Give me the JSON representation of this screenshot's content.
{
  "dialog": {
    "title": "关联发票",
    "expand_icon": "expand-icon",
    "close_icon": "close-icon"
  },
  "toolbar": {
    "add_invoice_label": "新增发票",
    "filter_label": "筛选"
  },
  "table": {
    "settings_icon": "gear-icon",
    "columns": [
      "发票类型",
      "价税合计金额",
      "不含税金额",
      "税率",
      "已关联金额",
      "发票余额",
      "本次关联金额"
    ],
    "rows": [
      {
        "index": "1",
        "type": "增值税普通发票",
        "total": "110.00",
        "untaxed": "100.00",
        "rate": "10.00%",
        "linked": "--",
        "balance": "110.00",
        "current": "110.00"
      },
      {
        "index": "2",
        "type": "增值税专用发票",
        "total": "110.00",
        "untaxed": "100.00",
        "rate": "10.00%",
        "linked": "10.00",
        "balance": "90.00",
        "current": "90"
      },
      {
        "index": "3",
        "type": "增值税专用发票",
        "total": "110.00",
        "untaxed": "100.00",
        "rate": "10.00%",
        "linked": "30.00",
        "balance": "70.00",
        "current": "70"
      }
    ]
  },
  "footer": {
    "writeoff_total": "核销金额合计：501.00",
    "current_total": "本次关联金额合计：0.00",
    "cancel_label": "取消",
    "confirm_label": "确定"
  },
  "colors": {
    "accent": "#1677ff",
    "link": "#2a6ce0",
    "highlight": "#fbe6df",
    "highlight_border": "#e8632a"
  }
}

□ □ □

Write all of the records out again exactly.

Give me the JSON representation of this screenshot's content.
{
  "dialog": {
    "title": "关联发票",
    "expand_icon": "expand-icon",
    "close_icon": "close-icon"
  },
  "toolbar": {
    "add_invoice_label": "新增发票",
    "filter_label": "筛选"
  },
  "table": {
    "settings_icon": "gear-icon",
    "columns": [
      "发票类型",
      "价税合计金额",
      "不含税金额",
      "税率",
      "已关联金额",
      "发票余额",
      "本次关联金额"
    ],
    "rows": [
      {
        "index": "1",
        "type": "增值税普通发票",
        "total": "110.00",
        "untaxed": "100.00",
        "rate": "10.00%",
        "linked": "--",
        "balance": "110.00",
        "current": "110.00"
      },
      {
        "index": "2",
        "type": "增值税专用发票",
        "total": "110.00",
        "untaxed": "100.00",
        "rate": "10.00%",
        "linked": "10.00",
        "balance": "90.00",
        "current": "90"
      },
      {
        "index": "3",
        "type": "增值税专用发票",
        "total": "110.00",
        "untaxed": "100.00",
        "rate": "10.00%",
        "linked": "30.00",
        "balance": "70.00",
        "current": "70"
      }
    ]
  },
  "footer": {
    "writeoff_total": "核销金额合计：501.00",
    "current_total": "本次关联金额合计：0.00",
    "cancel_label": "取消",
    "confirm_label": "确定"
  },
  "colors": {
    "accent": "#1677ff",
    "link": "#2a6ce0",
    "highlight": "#fbe6df",
    "highlight_border": "#e8632a"
  }
}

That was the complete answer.